What you need to do -
For this exercise, copy out each line of the material below that includes "arrow".

Data excerpts:
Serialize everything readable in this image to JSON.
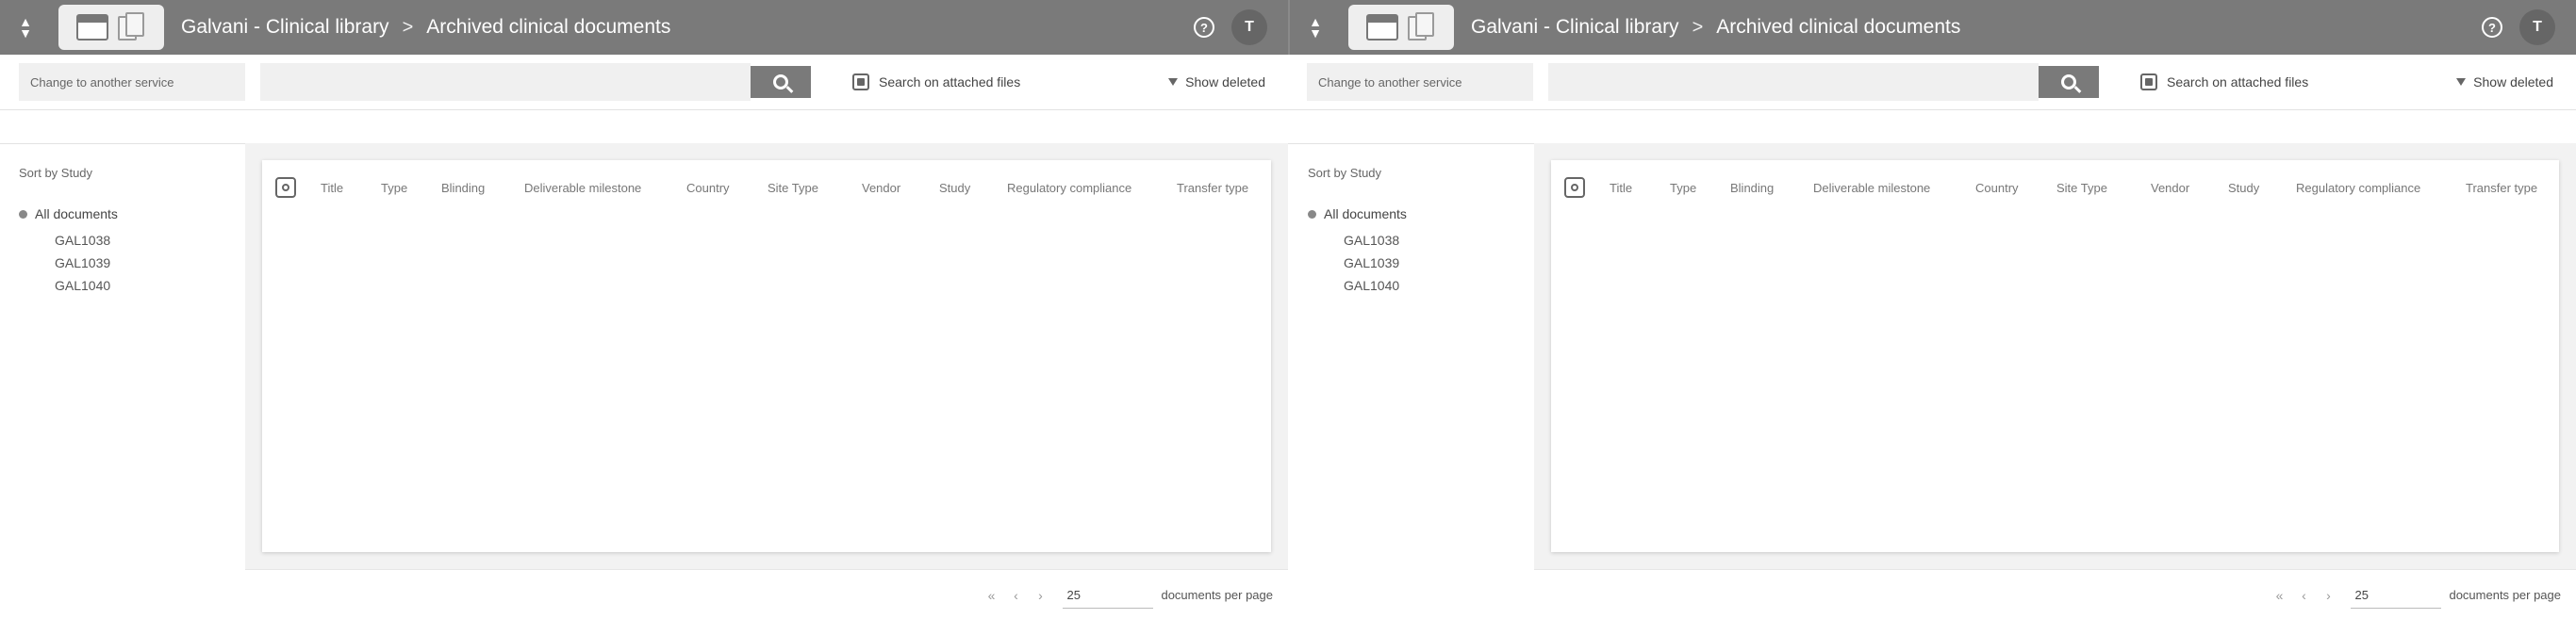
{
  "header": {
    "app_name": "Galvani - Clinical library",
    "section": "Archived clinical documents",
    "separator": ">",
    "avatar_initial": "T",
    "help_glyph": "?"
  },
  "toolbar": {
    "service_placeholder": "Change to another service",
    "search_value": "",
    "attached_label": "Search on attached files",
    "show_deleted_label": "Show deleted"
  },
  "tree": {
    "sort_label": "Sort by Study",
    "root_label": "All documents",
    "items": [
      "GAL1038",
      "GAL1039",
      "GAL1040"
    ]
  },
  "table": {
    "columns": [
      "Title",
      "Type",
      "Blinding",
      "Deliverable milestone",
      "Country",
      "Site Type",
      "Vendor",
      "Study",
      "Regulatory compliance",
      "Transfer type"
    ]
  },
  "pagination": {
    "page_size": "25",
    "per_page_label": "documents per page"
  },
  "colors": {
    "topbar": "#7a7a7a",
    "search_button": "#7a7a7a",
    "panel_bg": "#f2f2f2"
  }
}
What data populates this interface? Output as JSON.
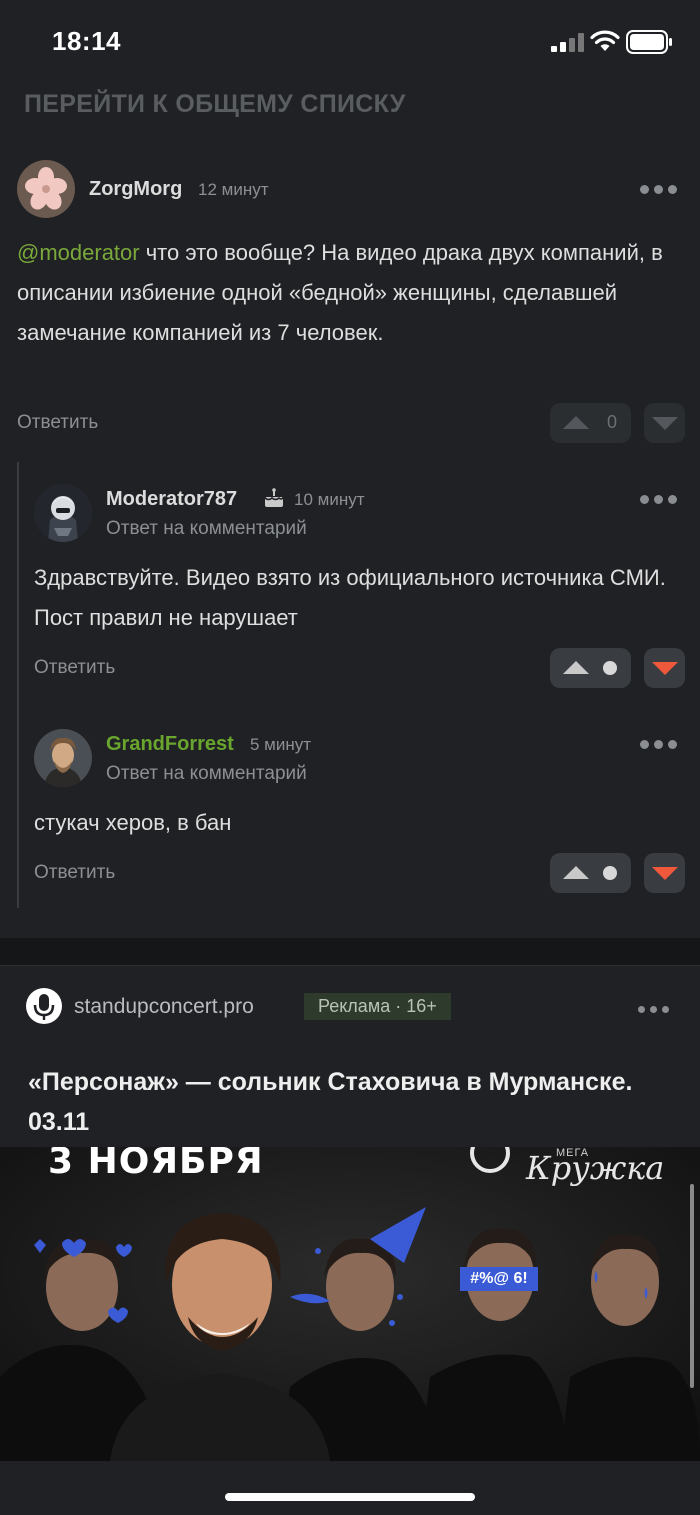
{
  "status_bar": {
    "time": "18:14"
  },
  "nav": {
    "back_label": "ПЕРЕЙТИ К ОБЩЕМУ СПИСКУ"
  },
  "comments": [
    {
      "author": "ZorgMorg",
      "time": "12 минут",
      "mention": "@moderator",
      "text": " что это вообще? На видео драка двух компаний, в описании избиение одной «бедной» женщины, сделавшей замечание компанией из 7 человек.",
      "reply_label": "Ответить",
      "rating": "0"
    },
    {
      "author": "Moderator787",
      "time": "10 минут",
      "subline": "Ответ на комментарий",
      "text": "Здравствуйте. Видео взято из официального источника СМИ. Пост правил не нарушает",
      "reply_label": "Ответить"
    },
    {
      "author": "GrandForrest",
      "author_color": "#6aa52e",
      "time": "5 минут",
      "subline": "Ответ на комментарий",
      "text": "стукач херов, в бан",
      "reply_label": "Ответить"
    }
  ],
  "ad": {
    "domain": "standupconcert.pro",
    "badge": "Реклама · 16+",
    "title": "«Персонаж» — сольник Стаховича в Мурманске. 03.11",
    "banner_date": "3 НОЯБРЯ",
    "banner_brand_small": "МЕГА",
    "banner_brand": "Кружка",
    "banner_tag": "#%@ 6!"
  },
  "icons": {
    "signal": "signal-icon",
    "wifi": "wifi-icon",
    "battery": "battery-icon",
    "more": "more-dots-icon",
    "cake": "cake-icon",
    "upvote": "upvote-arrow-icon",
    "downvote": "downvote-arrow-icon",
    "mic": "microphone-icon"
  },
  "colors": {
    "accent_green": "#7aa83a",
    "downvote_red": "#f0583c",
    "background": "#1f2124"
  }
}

Solution to this task -
    "upvote": "upvote-arrow-icon",
    "downvote": "downvote-arrow-icon",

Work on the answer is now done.